Write out, word for word, every line from the one containing "Parse this chart: output" through the last line of the records below, both ends included.

-- START Input rows --

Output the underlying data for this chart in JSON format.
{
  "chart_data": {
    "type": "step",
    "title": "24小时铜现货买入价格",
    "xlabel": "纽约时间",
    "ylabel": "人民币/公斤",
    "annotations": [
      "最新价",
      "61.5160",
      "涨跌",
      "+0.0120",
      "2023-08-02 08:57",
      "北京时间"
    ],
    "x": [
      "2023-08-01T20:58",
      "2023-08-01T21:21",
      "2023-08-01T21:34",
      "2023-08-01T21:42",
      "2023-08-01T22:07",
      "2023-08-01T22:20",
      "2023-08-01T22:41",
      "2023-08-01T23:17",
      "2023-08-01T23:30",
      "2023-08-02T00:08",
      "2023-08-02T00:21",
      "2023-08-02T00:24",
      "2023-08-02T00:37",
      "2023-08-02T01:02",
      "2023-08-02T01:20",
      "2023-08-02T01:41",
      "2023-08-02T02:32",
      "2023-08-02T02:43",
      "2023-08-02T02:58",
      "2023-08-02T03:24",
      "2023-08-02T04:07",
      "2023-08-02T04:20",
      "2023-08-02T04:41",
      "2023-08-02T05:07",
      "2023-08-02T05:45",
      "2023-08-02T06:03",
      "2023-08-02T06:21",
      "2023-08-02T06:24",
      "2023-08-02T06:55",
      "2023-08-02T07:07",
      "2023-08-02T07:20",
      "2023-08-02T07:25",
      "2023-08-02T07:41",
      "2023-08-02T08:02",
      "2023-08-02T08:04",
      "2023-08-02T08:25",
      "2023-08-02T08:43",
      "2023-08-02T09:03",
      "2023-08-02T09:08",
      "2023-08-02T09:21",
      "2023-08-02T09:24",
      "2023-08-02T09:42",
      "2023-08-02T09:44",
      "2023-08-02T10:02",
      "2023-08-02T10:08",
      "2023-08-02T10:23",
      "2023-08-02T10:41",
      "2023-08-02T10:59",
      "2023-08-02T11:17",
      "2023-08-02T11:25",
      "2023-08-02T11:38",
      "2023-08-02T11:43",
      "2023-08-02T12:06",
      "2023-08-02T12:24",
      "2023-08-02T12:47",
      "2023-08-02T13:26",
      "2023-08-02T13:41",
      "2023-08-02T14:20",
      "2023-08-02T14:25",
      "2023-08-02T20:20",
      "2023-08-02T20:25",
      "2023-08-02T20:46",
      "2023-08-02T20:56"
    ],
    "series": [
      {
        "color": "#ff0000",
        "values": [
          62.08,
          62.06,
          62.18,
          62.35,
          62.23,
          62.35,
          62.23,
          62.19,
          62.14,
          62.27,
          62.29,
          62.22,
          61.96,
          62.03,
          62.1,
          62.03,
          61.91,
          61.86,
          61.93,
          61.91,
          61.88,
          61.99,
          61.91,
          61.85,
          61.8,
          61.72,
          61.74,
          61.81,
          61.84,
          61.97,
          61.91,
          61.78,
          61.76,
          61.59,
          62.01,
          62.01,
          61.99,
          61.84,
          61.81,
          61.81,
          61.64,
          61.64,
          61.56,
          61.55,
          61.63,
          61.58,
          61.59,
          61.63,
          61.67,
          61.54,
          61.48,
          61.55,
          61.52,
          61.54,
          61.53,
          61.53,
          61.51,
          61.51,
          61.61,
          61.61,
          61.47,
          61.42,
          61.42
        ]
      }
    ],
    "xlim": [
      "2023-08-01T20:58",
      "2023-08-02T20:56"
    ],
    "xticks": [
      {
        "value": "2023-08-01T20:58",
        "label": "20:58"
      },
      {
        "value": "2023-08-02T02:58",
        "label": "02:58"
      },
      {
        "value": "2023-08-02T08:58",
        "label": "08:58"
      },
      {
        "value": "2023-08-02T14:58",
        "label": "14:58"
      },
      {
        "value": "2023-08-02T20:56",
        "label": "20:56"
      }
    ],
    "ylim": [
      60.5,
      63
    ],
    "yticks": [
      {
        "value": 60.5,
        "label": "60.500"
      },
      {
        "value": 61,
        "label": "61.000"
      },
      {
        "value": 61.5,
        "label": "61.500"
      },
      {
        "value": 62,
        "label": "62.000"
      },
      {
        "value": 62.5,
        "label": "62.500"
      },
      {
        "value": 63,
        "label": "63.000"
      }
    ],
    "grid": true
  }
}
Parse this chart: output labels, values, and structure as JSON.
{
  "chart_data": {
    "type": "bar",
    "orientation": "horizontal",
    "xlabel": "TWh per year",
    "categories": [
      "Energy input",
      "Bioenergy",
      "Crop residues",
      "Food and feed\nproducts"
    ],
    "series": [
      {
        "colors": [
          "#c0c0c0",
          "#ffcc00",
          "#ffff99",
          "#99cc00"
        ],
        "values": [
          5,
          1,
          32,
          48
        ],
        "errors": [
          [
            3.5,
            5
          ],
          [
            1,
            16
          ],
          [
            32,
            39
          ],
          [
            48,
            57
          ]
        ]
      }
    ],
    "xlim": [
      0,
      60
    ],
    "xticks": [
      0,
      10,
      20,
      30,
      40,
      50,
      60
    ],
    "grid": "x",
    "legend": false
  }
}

-- END Input rows --

◆ **Output for this exercise**
Parse this chart: output labels, values, and structure as JSON.
{
  "chart_data": {
    "type": "bar",
    "orientation": "horizontal",
    "xlabel": "TWh per year",
    "categories": [
      "Energy input",
      "Bioenergy",
      "Crop residues",
      "Food and feed\nproducts"
    ],
    "series": [
      {
        "colors": [
          "#c0c0c0",
          "#ffcc00",
          "#ffff99",
          "#99cc00"
        ],
        "values": [
          5,
          1,
          32,
          48
        ],
        "errors": [
          [
            3.5,
            5
          ],
          [
            1,
            16
          ],
          [
            32,
            39
          ],
          [
            48,
            57
          ]
        ]
      }
    ],
    "xlim": [
      0,
      60
    ],
    "xticks": [
      0,
      10,
      20,
      30,
      40,
      50,
      60
    ],
    "grid": "x",
    "legend": false
  }
}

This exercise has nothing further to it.